> [Exercise description] Search the material for "Polarity" and show all lines that contain it.

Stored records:
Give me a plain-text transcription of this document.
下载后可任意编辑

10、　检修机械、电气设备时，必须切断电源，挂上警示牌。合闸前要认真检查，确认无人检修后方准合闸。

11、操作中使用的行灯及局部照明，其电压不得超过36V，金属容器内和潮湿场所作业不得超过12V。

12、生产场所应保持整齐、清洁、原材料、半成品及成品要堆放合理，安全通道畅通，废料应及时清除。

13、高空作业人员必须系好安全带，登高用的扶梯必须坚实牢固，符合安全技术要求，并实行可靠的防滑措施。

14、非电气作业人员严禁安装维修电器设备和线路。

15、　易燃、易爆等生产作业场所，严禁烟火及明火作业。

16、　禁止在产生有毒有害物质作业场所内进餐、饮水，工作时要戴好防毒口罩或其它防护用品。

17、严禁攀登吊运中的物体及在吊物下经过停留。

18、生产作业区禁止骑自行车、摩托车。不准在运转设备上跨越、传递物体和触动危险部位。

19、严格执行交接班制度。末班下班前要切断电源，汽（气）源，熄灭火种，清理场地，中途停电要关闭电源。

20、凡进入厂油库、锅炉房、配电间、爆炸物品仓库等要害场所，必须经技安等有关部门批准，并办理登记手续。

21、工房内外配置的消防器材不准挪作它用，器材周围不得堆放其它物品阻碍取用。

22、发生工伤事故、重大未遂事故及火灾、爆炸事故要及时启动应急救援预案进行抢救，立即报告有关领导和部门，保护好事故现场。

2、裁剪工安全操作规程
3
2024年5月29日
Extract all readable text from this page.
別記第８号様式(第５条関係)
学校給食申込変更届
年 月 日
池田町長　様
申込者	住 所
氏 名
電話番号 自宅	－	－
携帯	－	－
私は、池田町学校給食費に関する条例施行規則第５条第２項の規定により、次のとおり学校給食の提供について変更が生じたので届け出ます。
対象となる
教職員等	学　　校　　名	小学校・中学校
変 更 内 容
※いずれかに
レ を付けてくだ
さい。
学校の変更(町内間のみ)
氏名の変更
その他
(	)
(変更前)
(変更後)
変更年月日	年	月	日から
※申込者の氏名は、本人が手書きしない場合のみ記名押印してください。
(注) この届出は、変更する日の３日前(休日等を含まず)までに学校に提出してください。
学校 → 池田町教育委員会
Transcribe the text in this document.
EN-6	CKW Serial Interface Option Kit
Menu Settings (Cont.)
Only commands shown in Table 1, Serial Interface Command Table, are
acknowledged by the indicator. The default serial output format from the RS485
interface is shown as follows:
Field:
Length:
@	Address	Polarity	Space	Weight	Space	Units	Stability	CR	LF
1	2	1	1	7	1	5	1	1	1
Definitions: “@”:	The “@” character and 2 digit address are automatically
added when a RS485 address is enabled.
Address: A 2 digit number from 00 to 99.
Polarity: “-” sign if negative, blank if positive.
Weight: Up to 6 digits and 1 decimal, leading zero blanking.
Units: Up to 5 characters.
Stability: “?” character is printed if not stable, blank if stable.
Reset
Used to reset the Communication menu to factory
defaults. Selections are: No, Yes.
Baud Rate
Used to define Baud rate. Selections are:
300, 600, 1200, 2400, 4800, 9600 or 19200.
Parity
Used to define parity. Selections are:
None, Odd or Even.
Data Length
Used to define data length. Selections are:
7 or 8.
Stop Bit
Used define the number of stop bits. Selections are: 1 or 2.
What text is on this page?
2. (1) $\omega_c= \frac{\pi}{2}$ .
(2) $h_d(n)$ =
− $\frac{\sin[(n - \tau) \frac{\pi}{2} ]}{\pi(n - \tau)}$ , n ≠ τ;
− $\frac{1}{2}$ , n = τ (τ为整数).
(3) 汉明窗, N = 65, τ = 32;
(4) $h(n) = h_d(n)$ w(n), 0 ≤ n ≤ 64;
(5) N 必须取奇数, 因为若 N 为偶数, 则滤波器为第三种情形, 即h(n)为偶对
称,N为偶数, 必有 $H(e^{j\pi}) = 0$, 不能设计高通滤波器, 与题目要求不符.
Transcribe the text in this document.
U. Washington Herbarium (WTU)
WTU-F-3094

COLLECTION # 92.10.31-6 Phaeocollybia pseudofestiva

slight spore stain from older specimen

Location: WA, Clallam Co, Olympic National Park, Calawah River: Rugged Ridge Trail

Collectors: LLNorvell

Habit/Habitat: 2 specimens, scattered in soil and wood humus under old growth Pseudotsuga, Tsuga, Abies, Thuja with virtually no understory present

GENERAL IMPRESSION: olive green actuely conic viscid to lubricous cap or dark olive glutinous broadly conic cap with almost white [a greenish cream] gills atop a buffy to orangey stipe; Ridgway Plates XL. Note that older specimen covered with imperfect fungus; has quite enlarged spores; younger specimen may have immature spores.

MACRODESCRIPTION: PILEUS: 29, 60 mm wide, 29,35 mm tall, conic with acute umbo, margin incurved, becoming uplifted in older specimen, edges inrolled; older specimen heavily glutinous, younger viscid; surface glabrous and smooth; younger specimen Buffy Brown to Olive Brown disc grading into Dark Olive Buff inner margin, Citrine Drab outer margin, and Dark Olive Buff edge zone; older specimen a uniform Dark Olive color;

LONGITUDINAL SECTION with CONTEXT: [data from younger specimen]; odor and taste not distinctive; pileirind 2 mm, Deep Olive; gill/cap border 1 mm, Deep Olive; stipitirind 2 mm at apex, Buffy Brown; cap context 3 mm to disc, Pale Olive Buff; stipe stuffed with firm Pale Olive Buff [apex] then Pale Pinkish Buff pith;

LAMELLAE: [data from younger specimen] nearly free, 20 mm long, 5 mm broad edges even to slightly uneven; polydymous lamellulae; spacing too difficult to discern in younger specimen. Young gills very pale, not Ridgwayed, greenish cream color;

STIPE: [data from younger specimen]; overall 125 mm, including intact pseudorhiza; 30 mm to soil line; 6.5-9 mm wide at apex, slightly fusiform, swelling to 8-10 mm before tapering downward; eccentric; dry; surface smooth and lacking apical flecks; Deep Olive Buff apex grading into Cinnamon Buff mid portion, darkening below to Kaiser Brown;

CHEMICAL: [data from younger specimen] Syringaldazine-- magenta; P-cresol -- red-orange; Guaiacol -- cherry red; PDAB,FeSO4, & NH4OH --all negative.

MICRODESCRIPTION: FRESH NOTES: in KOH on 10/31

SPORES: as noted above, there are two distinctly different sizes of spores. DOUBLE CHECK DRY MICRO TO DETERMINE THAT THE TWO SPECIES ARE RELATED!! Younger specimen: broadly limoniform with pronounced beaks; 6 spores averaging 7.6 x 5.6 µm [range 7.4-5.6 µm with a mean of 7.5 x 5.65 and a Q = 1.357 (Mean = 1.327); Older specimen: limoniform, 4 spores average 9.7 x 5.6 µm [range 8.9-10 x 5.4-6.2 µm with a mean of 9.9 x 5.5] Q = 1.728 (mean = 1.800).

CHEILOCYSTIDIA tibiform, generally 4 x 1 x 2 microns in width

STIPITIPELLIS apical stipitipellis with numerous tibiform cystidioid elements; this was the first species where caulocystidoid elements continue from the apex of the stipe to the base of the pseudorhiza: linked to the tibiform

> [Expected answer]
@	Address	Polarity	Space	Weight	Space	Units	Stability	CR	LF
Polarity: “-” sign if negative, blank if positive.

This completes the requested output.